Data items
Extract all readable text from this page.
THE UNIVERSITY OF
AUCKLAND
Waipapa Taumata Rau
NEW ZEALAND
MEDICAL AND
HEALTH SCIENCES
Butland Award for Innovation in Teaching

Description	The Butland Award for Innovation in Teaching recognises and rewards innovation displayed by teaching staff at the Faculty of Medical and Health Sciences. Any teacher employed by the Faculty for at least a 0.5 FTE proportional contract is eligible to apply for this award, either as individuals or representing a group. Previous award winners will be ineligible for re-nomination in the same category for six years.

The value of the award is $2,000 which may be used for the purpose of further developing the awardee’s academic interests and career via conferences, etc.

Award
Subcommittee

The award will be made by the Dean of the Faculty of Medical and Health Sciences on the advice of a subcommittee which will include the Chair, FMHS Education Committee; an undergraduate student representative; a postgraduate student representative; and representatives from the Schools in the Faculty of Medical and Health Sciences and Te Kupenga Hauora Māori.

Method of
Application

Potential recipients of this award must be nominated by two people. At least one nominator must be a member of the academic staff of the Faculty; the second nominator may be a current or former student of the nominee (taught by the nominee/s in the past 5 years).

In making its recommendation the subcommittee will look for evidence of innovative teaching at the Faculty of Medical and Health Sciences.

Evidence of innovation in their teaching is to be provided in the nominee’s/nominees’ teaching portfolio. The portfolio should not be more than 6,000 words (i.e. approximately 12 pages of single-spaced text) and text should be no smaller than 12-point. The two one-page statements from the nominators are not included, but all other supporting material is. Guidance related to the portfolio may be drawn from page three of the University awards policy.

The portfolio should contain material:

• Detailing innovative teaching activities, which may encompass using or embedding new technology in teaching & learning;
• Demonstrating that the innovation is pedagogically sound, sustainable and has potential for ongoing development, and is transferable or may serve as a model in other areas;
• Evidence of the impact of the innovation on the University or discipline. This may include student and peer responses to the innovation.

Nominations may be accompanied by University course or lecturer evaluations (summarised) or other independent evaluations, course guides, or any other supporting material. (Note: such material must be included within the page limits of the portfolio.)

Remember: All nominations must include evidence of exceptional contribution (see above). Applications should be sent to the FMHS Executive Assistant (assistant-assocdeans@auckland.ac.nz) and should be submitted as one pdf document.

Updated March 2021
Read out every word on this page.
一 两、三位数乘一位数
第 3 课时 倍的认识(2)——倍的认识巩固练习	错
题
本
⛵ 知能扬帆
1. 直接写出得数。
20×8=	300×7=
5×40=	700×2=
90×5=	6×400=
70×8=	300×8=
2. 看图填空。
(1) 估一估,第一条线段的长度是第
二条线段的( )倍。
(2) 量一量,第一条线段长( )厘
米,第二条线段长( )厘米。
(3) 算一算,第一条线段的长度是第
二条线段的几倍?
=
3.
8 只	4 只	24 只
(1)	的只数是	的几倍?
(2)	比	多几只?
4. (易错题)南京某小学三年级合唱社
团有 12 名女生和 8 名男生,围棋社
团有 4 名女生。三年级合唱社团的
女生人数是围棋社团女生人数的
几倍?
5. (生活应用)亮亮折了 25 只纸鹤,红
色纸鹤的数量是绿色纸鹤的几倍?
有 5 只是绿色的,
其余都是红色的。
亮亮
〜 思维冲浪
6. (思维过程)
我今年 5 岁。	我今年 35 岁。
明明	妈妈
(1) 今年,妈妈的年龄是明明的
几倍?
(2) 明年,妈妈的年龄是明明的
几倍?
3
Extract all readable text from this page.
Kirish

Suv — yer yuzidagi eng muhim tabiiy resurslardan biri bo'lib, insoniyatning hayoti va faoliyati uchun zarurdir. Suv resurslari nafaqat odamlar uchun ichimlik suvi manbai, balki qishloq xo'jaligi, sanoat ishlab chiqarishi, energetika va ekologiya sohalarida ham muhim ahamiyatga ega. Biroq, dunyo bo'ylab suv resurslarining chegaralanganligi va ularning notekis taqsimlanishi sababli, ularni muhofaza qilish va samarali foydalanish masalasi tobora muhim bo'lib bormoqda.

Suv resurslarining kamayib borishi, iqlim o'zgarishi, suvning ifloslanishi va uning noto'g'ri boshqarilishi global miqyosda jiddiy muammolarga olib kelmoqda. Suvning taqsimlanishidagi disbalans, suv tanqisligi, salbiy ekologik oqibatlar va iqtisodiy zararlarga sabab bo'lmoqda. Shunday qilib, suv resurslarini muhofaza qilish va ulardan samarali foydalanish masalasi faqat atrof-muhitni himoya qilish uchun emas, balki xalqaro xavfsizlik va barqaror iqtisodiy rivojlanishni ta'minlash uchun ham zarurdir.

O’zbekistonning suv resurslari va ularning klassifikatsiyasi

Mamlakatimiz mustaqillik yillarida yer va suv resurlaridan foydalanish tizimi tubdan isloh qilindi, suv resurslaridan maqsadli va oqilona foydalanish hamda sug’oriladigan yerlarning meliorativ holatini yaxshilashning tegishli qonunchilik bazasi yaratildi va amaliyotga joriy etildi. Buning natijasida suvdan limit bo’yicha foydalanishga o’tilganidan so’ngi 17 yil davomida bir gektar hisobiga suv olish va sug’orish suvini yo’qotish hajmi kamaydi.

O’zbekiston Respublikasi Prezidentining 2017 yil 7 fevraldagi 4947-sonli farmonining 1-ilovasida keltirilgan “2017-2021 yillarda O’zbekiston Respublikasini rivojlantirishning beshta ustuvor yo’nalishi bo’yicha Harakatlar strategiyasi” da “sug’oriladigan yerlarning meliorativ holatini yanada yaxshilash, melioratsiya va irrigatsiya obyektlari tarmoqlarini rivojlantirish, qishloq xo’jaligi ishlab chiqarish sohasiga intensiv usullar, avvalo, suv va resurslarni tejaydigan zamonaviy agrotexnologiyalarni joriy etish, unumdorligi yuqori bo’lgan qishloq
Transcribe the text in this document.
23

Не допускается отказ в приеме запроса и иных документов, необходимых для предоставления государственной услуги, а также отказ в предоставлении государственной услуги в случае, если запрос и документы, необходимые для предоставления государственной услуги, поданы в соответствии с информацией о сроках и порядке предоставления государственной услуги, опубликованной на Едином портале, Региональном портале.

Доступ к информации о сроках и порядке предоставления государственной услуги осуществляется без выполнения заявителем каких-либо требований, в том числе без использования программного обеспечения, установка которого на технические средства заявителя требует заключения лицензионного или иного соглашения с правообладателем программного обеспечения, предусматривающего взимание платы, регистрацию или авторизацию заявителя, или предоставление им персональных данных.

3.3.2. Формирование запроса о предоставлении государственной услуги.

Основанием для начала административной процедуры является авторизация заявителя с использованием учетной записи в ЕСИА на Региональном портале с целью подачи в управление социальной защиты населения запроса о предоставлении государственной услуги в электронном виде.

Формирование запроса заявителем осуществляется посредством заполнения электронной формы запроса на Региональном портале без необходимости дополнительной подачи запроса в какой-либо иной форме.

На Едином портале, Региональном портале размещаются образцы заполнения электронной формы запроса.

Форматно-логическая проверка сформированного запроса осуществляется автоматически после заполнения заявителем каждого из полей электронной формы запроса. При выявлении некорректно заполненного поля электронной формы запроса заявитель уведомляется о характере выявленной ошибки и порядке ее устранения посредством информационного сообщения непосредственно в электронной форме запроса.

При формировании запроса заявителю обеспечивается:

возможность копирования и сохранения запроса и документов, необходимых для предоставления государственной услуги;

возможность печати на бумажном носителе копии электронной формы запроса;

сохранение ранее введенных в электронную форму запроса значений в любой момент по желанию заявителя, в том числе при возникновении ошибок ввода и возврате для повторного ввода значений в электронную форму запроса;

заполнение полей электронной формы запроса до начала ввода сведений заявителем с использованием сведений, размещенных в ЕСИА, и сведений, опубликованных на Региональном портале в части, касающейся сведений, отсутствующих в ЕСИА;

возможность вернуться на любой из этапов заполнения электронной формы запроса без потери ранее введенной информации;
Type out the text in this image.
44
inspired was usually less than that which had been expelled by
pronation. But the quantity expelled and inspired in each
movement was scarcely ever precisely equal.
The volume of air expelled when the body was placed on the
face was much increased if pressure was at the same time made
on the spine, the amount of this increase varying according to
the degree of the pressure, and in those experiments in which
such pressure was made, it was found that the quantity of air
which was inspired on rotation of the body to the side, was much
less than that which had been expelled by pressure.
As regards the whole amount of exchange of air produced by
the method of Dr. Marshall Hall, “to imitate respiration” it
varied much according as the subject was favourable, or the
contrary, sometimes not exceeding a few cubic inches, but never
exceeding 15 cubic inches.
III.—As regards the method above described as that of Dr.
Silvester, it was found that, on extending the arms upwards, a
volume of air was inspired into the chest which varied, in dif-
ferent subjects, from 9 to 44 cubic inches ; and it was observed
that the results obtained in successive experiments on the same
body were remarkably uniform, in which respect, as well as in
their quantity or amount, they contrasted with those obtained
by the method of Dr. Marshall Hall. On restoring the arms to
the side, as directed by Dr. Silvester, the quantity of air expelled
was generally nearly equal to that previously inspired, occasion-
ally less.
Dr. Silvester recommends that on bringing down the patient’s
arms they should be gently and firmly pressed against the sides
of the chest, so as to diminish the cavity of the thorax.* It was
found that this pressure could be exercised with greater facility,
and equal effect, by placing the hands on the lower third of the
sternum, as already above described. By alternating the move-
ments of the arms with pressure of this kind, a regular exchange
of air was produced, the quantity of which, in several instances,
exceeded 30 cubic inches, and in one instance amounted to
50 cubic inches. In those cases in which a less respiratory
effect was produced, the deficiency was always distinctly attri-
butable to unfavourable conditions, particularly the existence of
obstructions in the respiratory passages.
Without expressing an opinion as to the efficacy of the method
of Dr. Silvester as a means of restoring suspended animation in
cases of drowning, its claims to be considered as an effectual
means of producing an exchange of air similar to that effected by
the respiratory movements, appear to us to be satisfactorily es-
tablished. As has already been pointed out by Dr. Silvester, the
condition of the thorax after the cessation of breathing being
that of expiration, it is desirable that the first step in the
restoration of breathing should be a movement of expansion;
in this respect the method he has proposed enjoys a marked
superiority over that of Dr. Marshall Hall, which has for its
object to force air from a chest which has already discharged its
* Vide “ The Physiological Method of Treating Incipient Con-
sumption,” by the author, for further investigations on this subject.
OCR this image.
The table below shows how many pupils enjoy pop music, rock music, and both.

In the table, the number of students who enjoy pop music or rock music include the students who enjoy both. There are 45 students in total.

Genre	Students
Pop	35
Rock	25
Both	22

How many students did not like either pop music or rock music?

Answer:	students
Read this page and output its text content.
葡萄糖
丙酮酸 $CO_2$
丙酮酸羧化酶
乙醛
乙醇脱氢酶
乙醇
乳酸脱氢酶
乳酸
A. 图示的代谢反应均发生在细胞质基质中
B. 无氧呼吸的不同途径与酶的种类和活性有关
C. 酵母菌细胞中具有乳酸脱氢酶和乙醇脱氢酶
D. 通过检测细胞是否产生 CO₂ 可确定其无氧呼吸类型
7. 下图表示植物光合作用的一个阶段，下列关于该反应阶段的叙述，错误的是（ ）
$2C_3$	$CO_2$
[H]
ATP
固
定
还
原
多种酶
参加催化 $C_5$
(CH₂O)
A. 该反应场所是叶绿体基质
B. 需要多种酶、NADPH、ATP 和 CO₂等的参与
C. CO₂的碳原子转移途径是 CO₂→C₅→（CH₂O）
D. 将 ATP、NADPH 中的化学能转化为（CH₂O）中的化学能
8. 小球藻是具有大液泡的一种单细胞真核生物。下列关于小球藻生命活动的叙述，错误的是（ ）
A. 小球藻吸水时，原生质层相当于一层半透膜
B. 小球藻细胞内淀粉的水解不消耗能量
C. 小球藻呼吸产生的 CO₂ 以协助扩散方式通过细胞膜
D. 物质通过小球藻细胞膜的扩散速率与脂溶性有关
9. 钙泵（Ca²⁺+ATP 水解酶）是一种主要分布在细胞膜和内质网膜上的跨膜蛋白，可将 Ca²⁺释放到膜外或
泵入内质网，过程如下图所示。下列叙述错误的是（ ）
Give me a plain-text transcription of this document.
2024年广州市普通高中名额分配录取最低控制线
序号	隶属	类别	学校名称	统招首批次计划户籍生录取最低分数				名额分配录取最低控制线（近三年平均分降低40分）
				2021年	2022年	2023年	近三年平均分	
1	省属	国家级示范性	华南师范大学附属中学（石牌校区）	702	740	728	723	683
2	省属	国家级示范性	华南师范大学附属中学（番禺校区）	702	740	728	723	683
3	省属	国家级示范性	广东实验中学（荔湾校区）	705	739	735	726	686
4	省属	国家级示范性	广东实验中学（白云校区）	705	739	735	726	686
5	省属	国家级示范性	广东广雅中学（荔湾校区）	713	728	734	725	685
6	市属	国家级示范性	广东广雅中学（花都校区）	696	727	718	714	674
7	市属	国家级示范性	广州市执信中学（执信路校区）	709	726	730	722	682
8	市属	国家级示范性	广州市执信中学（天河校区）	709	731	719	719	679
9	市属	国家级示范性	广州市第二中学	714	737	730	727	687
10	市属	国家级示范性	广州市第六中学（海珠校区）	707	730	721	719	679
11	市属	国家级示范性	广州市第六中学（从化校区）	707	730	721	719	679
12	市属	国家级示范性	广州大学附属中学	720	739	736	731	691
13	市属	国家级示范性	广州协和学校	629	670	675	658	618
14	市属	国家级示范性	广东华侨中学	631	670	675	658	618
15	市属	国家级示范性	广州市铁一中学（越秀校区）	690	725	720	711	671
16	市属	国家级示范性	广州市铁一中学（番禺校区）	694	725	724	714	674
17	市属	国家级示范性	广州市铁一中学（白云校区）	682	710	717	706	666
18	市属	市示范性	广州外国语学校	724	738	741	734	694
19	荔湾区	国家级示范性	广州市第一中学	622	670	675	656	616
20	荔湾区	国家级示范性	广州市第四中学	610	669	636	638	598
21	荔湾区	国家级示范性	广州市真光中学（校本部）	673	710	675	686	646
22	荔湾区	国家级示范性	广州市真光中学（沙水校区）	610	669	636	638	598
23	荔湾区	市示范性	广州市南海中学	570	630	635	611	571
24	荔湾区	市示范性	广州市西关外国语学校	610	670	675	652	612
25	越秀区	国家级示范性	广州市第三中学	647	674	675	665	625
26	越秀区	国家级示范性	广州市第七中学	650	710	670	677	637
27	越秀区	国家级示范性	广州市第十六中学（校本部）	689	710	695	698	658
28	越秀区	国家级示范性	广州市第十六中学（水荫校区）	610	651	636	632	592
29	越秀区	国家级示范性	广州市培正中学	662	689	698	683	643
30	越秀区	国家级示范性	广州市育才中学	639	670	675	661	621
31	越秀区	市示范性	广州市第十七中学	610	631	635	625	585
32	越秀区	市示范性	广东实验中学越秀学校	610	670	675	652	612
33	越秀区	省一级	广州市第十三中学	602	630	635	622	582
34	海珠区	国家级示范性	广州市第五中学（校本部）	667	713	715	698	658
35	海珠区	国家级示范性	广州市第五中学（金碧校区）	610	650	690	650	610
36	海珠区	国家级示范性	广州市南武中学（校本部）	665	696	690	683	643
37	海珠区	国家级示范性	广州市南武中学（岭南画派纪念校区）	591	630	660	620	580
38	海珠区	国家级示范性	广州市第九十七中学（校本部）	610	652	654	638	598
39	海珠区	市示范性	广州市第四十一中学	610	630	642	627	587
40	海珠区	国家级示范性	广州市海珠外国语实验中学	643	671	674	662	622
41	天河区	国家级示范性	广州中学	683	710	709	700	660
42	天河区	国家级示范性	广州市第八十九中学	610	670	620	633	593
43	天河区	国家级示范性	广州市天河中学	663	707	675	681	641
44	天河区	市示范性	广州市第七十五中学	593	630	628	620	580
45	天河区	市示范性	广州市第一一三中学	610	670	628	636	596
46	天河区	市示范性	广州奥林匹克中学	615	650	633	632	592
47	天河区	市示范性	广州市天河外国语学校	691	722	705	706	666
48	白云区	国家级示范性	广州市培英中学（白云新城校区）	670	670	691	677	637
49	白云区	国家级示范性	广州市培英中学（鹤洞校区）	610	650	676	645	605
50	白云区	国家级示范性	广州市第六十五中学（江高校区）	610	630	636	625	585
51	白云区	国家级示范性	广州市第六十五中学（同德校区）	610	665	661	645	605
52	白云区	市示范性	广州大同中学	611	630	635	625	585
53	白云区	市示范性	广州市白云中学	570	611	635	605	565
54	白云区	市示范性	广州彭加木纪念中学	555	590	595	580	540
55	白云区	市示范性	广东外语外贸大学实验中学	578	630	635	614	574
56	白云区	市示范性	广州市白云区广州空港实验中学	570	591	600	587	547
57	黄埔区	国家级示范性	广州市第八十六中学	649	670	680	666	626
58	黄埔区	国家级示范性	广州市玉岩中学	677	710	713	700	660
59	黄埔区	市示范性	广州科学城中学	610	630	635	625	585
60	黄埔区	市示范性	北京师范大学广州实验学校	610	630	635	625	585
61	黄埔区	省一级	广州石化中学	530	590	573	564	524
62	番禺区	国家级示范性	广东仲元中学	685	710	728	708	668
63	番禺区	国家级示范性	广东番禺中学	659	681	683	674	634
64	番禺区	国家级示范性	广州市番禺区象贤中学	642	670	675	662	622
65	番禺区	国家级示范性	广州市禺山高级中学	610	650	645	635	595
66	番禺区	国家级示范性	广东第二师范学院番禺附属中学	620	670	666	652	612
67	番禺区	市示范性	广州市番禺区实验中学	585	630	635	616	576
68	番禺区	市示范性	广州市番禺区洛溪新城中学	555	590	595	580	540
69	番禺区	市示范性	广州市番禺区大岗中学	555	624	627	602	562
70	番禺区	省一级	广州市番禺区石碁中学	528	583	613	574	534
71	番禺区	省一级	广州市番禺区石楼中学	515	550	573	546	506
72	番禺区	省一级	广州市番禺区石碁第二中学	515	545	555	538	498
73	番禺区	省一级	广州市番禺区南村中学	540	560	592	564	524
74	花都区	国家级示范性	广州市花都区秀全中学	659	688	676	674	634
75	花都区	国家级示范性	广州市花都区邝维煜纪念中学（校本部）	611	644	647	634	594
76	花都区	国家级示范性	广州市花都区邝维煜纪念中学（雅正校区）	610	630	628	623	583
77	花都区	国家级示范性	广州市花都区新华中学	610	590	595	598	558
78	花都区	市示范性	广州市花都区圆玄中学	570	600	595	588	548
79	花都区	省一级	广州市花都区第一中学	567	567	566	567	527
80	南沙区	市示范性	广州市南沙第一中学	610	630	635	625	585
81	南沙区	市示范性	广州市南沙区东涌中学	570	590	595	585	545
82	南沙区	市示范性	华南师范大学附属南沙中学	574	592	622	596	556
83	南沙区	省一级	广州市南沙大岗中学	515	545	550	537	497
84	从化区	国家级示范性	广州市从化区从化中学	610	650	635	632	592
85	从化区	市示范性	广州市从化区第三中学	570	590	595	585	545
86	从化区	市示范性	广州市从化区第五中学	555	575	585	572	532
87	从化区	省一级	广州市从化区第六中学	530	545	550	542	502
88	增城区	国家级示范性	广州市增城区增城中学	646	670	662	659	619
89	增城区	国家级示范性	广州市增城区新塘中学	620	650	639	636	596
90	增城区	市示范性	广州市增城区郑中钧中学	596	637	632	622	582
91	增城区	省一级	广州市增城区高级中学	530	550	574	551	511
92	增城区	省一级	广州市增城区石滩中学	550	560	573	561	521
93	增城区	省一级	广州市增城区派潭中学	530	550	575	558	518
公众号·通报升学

Challenge: Copy each line above that contains the string "oriladigan".

The response:
Mamlakatimiz mustaqillik yillarida yer va suv resurlaridan foydalanish tizimi tubdan isloh qilindi, suv resurslaridan maqsadli va oqilona foydalanish hamda sug’oriladigan yerlarning meliorativ holatini yaxshilashning tegishli qonunchilik bazasi yaratildi va amaliyotga joriy etildi. Buning natijasida suvdan limit bo’yicha foydalanishga o’tilganidan so’ngi 17 yil davomida bir gektar hisobiga suv olish va sug’orish suvini yo’qotish hajmi kamaydi.
O’zbekiston Respublikasi Prezidentining 2017 yil 7 fevraldagi 4947-sonli farmonining 1-ilovasida keltirilgan “2017-2021 yillarda O’zbekiston Respublikasini rivojlantirishning beshta ustuvor yo’nalishi bo’yicha Harakatlar strategiyasi” da “sug’oriladigan yerlarning meliorativ holatini yanada yaxshilash, melioratsiya va irrigatsiya obyektlari tarmoqlarini rivojlantirish, qishloq xo’jaligi ishlab chiqarish sohasiga intensiv usullar, avvalo, suv va resurslarni tejaydigan zamonaviy agrotexnologiyalarni joriy etish, unumdorligi yuqori bo’lgan qishloq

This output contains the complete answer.